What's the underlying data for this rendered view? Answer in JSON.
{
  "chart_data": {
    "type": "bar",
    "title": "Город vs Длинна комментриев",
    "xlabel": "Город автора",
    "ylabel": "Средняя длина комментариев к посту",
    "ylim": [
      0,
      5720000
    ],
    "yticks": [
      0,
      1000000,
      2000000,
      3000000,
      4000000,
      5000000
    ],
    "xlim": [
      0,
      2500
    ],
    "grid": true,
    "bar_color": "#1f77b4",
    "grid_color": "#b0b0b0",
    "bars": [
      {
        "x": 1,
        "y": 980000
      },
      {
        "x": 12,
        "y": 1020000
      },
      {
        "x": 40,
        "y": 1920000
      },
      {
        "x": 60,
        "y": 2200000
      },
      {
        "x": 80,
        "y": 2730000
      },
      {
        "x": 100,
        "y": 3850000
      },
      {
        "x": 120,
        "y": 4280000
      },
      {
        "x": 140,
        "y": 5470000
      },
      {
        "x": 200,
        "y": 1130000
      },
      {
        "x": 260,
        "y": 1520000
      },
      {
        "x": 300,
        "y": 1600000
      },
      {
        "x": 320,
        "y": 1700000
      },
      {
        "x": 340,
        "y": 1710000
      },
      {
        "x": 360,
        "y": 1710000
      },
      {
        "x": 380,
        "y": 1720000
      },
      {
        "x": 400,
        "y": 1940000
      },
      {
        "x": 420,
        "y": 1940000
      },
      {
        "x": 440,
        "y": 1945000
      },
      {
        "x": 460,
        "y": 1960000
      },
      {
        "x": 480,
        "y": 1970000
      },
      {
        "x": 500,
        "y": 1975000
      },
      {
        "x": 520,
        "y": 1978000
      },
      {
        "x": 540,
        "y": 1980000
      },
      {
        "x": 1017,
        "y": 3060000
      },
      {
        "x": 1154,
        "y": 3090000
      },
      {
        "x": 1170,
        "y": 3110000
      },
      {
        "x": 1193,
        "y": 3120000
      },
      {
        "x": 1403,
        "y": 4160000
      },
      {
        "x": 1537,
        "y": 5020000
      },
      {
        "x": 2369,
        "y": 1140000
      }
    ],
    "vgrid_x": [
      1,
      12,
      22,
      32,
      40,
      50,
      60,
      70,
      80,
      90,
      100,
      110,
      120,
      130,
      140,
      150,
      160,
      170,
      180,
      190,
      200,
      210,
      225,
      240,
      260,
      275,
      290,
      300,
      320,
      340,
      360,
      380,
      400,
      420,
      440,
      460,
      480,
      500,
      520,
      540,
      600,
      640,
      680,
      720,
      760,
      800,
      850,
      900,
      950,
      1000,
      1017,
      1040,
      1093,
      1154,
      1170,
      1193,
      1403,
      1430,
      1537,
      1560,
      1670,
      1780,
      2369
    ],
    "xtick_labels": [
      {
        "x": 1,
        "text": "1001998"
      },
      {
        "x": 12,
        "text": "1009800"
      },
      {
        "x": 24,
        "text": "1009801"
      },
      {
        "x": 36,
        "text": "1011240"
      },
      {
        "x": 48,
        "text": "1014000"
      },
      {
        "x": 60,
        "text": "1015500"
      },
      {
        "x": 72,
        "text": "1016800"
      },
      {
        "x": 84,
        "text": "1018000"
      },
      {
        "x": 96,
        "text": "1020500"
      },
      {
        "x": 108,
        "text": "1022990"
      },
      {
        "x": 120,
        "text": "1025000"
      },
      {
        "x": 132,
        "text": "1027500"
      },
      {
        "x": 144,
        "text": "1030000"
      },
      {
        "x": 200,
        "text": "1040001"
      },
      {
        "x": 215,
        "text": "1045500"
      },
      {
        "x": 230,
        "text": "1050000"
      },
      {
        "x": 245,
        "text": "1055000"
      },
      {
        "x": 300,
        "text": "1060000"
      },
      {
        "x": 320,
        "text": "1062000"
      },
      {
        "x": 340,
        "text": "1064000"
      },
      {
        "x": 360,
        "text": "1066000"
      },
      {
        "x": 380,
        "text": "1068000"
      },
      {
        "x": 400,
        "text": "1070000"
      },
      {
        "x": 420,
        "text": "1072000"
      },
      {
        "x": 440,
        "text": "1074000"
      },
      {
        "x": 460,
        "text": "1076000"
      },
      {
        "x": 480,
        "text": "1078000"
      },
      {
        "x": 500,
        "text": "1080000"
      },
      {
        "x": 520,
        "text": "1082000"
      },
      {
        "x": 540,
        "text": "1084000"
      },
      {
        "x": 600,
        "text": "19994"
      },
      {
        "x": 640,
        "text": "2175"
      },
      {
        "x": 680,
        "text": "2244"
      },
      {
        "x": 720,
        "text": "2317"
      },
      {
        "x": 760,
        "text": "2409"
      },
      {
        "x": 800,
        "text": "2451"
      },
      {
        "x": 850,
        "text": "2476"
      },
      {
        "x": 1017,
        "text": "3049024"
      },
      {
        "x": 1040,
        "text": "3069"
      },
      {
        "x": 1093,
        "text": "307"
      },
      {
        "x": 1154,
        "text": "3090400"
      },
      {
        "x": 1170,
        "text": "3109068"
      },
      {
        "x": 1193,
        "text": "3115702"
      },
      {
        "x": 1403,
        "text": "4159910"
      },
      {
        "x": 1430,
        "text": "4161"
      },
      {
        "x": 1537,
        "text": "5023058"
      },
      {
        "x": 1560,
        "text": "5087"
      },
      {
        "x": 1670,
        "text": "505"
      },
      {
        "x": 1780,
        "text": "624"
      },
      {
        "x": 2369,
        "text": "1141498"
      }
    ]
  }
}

◆ GIVEN PROBLEM:
Make an exact copy of every line in the data.

◆ PROBLEM SOLUTION:
What's the underlying data for this rendered view? Answer in JSON.
{
  "chart_data": {
    "type": "bar",
    "title": "Город vs Длинна комментриев",
    "xlabel": "Город автора",
    "ylabel": "Средняя длина комментариев к посту",
    "ylim": [
      0,
      5720000
    ],
    "yticks": [
      0,
      1000000,
      2000000,
      3000000,
      4000000,
      5000000
    ],
    "xlim": [
      0,
      2500
    ],
    "grid": true,
    "bar_color": "#1f77b4",
    "grid_color": "#b0b0b0",
    "bars": [
      {
        "x": 1,
        "y": 980000
      },
      {
        "x": 12,
        "y": 1020000
      },
      {
        "x": 40,
        "y": 1920000
      },
      {
        "x": 60,
        "y": 2200000
      },
      {
        "x": 80,
        "y": 2730000
      },
      {
        "x": 100,
        "y": 3850000
      },
      {
        "x": 120,
        "y": 4280000
      },
      {
        "x": 140,
        "y": 5470000
      },
      {
        "x": 200,
        "y": 1130000
      },
      {
        "x": 260,
        "y": 1520000
      },
      {
        "x": 300,
        "y": 1600000
      },
      {
        "x": 320,
        "y": 1700000
      },
      {
        "x": 340,
        "y": 1710000
      },
      {
        "x": 360,
        "y": 1710000
      },
      {
        "x": 380,
        "y": 1720000
      },
      {
        "x": 400,
        "y": 1940000
      },
      {
        "x": 420,
        "y": 1940000
      },
      {
        "x": 440,
        "y": 1945000
      },
      {
        "x": 460,
        "y": 1960000
      },
      {
        "x": 480,
        "y": 1970000
      },
      {
        "x": 500,
        "y": 1975000
      },
      {
        "x": 520,
        "y": 1978000
      },
      {
        "x": 540,
        "y": 1980000
      },
      {
        "x": 1017,
        "y": 3060000
      },
      {
        "x": 1154,
        "y": 3090000
      },
      {
        "x": 1170,
        "y": 3110000
      },
      {
        "x": 1193,
        "y": 3120000
      },
      {
        "x": 1403,
        "y": 4160000
      },
      {
        "x": 1537,
        "y": 5020000
      },
      {
        "x": 2369,
        "y": 1140000
      }
    ],
    "vgrid_x": [
      1,
      12,
      22,
      32,
      40,
      50,
      60,
      70,
      80,
      90,
      100,
      110,
      120,
      130,
      140,
      150,
      160,
      170,
      180,
      190,
      200,
      210,
      225,
      240,
      260,
      275,
      290,
      300,
      320,
      340,
      360,
      380,
      400,
      420,
      440,
      460,
      480,
      500,
      520,
      540,
      600,
      640,
      680,
      720,
      760,
      800,
      850,
      900,
      950,
      1000,
      1017,
      1040,
      1093,
      1154,
      1170,
      1193,
      1403,
      1430,
      1537,
      1560,
      1670,
      1780,
      2369
    ],
    "xtick_labels": [
      {
        "x": 1,
        "text": "1001998"
      },
      {
        "x": 12,
        "text": "1009800"
      },
      {
        "x": 24,
        "text": "1009801"
      },
      {
        "x": 36,
        "text": "1011240"
      },
      {
        "x": 48,
        "text": "1014000"
      },
      {
        "x": 60,
        "text": "1015500"
      },
      {
        "x": 72,
        "text": "1016800"
      },
      {
        "x": 84,
        "text": "1018000"
      },
      {
        "x": 96,
        "text": "1020500"
      },
      {
        "x": 108,
        "text": "1022990"
      },
      {
        "x": 120,
        "text": "1025000"
      },
      {
        "x": 132,
        "text": "1027500"
      },
      {
        "x": 144,
        "text": "1030000"
      },
      {
        "x": 200,
        "text": "1040001"
      },
      {
        "x": 215,
        "text": "1045500"
      },
      {
        "x": 230,
        "text": "1050000"
      },
      {
        "x": 245,
        "text": "1055000"
      },
      {
        "x": 300,
        "text": "1060000"
      },
      {
        "x": 320,
        "text": "1062000"
      },
      {
        "x": 340,
        "text": "1064000"
      },
      {
        "x": 360,
        "text": "1066000"
      },
      {
        "x": 380,
        "text": "1068000"
      },
      {
        "x": 400,
        "text": "1070000"
      },
      {
        "x": 420,
        "text": "1072000"
      },
      {
        "x": 440,
        "text": "1074000"
      },
      {
        "x": 460,
        "text": "1076000"
      },
      {
        "x": 480,
        "text": "1078000"
      },
      {
        "x": 500,
        "text": "1080000"
      },
      {
        "x": 520,
        "text": "1082000"
      },
      {
        "x": 540,
        "text": "1084000"
      },
      {
        "x": 600,
        "text": "19994"
      },
      {
        "x": 640,
        "text": "2175"
      },
      {
        "x": 680,
        "text": "2244"
      },
      {
        "x": 720,
        "text": "2317"
      },
      {
        "x": 760,
        "text": "2409"
      },
      {
        "x": 800,
        "text": "2451"
      },
      {
        "x": 850,
        "text": "2476"
      },
      {
        "x": 1017,
        "text": "3049024"
      },
      {
        "x": 1040,
        "text": "3069"
      },
      {
        "x": 1093,
        "text": "307"
      },
      {
        "x": 1154,
        "text": "3090400"
      },
      {
        "x": 1170,
        "text": "3109068"
      },
      {
        "x": 1193,
        "text": "3115702"
      },
      {
        "x": 1403,
        "text": "4159910"
      },
      {
        "x": 1430,
        "text": "4161"
      },
      {
        "x": 1537,
        "text": "5023058"
      },
      {
        "x": 1560,
        "text": "5087"
      },
      {
        "x": 1670,
        "text": "505"
      },
      {
        "x": 1780,
        "text": "624"
      },
      {
        "x": 2369,
        "text": "1141498"
      }
    ]
  }
}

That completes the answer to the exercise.